**AIM OF THE TASK**
Check the listing below line by line and report how many lines hold "هؤلاء", with no other words.

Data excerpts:
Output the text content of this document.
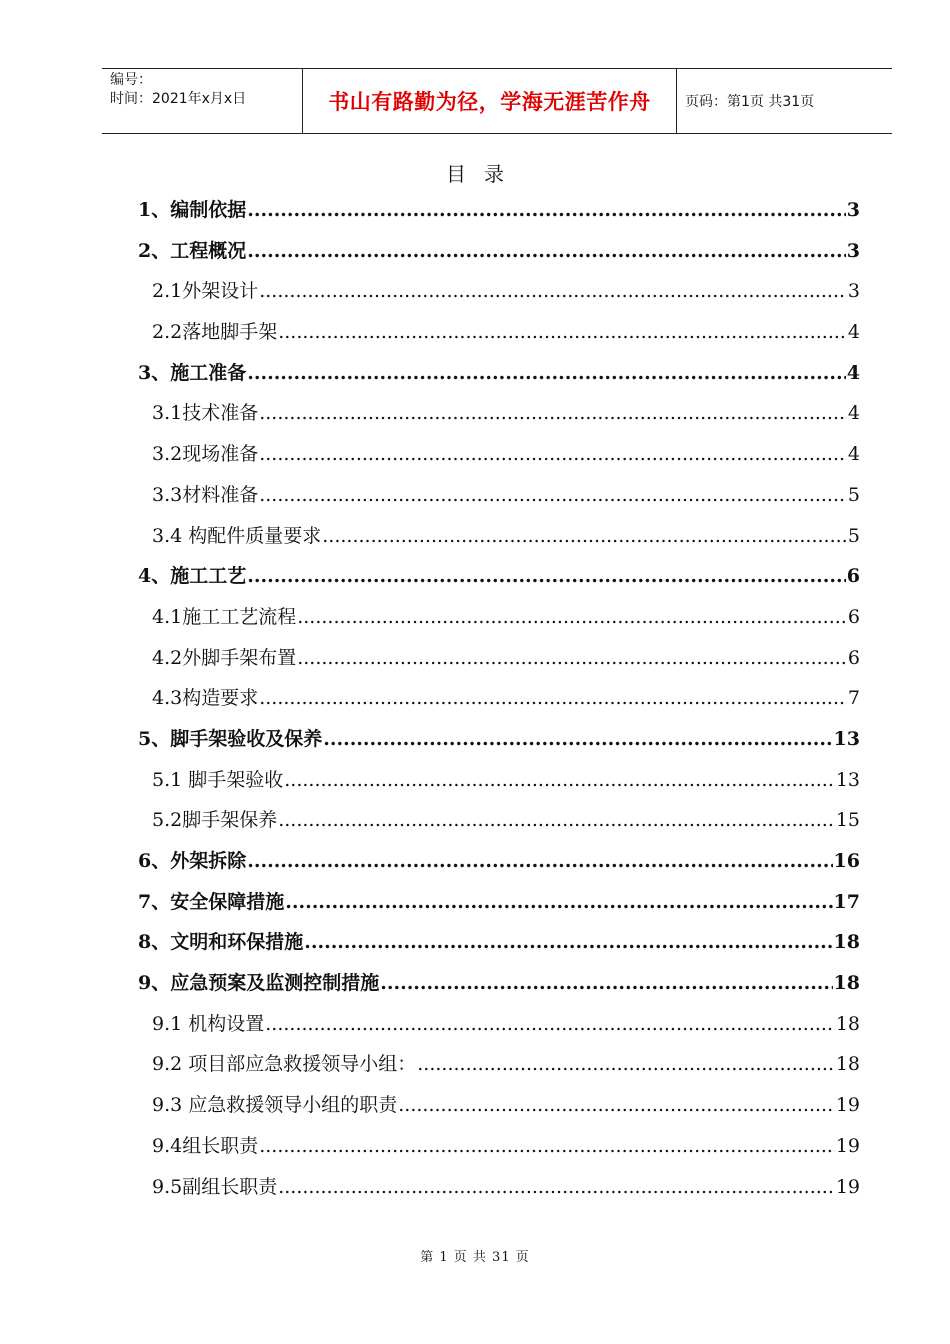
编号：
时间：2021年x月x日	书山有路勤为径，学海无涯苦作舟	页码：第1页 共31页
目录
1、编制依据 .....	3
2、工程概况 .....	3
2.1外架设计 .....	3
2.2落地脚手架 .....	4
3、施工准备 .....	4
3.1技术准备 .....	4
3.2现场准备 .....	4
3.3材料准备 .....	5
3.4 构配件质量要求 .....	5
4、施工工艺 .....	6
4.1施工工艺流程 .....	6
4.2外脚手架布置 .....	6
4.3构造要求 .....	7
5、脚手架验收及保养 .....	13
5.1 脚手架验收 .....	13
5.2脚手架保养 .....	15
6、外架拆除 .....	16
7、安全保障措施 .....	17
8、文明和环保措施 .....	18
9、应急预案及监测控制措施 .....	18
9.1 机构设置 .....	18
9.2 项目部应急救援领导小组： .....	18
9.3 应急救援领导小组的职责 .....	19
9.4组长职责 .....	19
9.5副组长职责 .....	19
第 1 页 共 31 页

==

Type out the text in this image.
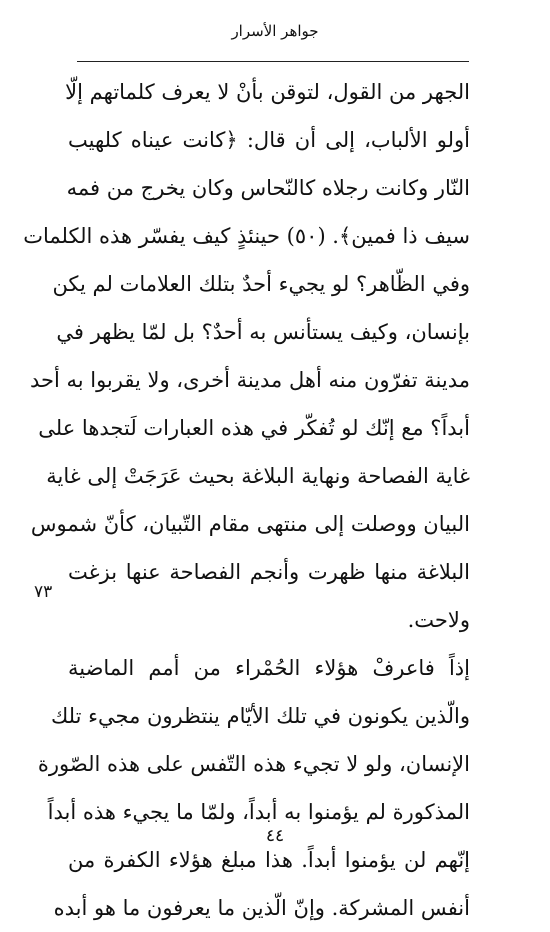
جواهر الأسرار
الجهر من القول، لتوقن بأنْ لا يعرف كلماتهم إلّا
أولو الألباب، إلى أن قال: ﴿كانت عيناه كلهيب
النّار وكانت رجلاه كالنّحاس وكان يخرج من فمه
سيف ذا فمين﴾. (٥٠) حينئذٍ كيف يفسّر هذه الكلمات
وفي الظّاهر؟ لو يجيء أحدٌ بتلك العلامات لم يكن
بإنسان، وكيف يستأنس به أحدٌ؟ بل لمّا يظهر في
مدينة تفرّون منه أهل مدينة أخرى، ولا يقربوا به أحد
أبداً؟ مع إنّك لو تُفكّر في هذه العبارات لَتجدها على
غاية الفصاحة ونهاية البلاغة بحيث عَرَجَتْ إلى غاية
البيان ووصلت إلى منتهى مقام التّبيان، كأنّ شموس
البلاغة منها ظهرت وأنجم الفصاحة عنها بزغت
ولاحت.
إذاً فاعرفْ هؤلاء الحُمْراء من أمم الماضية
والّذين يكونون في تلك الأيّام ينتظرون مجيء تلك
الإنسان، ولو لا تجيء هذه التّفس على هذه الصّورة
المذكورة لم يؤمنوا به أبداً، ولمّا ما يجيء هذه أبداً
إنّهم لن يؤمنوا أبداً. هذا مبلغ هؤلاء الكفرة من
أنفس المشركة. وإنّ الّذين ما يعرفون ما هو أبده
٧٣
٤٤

--

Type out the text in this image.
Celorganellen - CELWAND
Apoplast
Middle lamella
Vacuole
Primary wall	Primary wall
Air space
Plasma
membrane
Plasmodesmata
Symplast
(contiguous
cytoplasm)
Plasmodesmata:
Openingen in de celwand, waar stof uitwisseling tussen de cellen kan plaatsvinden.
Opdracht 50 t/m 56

**RESULT OF THE TASK**
2